> **Written problem**
Write out the listing in full, matching it word for word.

> **Information given**

(begin)

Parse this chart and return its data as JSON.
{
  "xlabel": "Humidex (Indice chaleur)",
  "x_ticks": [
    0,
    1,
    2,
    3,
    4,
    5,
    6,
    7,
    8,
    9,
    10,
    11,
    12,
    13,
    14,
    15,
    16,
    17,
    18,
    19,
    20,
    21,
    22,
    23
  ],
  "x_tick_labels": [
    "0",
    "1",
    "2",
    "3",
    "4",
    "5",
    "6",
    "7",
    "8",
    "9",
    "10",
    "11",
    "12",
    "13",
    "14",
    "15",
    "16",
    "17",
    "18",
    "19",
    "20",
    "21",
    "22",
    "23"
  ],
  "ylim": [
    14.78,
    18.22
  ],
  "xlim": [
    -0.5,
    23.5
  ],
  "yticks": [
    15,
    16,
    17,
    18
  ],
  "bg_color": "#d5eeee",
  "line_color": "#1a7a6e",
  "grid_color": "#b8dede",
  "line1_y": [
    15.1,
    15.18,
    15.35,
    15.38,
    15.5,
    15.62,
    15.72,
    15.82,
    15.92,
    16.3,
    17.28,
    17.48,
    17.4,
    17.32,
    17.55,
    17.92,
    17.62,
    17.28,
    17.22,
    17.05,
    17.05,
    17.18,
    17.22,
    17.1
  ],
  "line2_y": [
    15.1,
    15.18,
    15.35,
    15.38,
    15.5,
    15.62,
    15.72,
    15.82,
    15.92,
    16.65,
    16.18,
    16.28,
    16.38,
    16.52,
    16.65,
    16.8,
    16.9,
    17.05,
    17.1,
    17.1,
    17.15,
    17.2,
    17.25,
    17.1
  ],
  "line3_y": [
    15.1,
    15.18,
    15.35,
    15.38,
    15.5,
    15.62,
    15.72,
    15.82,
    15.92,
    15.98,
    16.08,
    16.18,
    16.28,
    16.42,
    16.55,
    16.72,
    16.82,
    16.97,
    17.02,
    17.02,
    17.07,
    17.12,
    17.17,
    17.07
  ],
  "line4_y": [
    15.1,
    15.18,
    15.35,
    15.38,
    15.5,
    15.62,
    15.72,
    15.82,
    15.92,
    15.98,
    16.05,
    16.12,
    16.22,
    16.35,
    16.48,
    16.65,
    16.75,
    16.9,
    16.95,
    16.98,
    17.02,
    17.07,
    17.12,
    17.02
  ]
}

(end)

> **Task result**
Parse this chart and return its data as JSON.
{
  "xlabel": "Humidex (Indice chaleur)",
  "x_ticks": [
    0,
    1,
    2,
    3,
    4,
    5,
    6,
    7,
    8,
    9,
    10,
    11,
    12,
    13,
    14,
    15,
    16,
    17,
    18,
    19,
    20,
    21,
    22,
    23
  ],
  "x_tick_labels": [
    "0",
    "1",
    "2",
    "3",
    "4",
    "5",
    "6",
    "7",
    "8",
    "9",
    "10",
    "11",
    "12",
    "13",
    "14",
    "15",
    "16",
    "17",
    "18",
    "19",
    "20",
    "21",
    "22",
    "23"
  ],
  "ylim": [
    14.78,
    18.22
  ],
  "xlim": [
    -0.5,
    23.5
  ],
  "yticks": [
    15,
    16,
    17,
    18
  ],
  "bg_color": "#d5eeee",
  "line_color": "#1a7a6e",
  "grid_color": "#b8dede",
  "line1_y": [
    15.1,
    15.18,
    15.35,
    15.38,
    15.5,
    15.62,
    15.72,
    15.82,
    15.92,
    16.3,
    17.28,
    17.48,
    17.4,
    17.32,
    17.55,
    17.92,
    17.62,
    17.28,
    17.22,
    17.05,
    17.05,
    17.18,
    17.22,
    17.1
  ],
  "line2_y": [
    15.1,
    15.18,
    15.35,
    15.38,
    15.5,
    15.62,
    15.72,
    15.82,
    15.92,
    16.65,
    16.18,
    16.28,
    16.38,
    16.52,
    16.65,
    16.8,
    16.9,
    17.05,
    17.1,
    17.1,
    17.15,
    17.2,
    17.25,
    17.1
  ],
  "line3_y": [
    15.1,
    15.18,
    15.35,
    15.38,
    15.5,
    15.62,
    15.72,
    15.82,
    15.92,
    15.98,
    16.08,
    16.18,
    16.28,
    16.42,
    16.55,
    16.72,
    16.82,
    16.97,
    17.02,
    17.02,
    17.07,
    17.12,
    17.17,
    17.07
  ],
  "line4_y": [
    15.1,
    15.18,
    15.35,
    15.38,
    15.5,
    15.62,
    15.72,
    15.82,
    15.92,
    15.98,
    16.05,
    16.12,
    16.22,
    16.35,
    16.48,
    16.65,
    16.75,
    16.9,
    16.95,
    16.98,
    17.02,
    17.07,
    17.12,
    17.02
  ]
}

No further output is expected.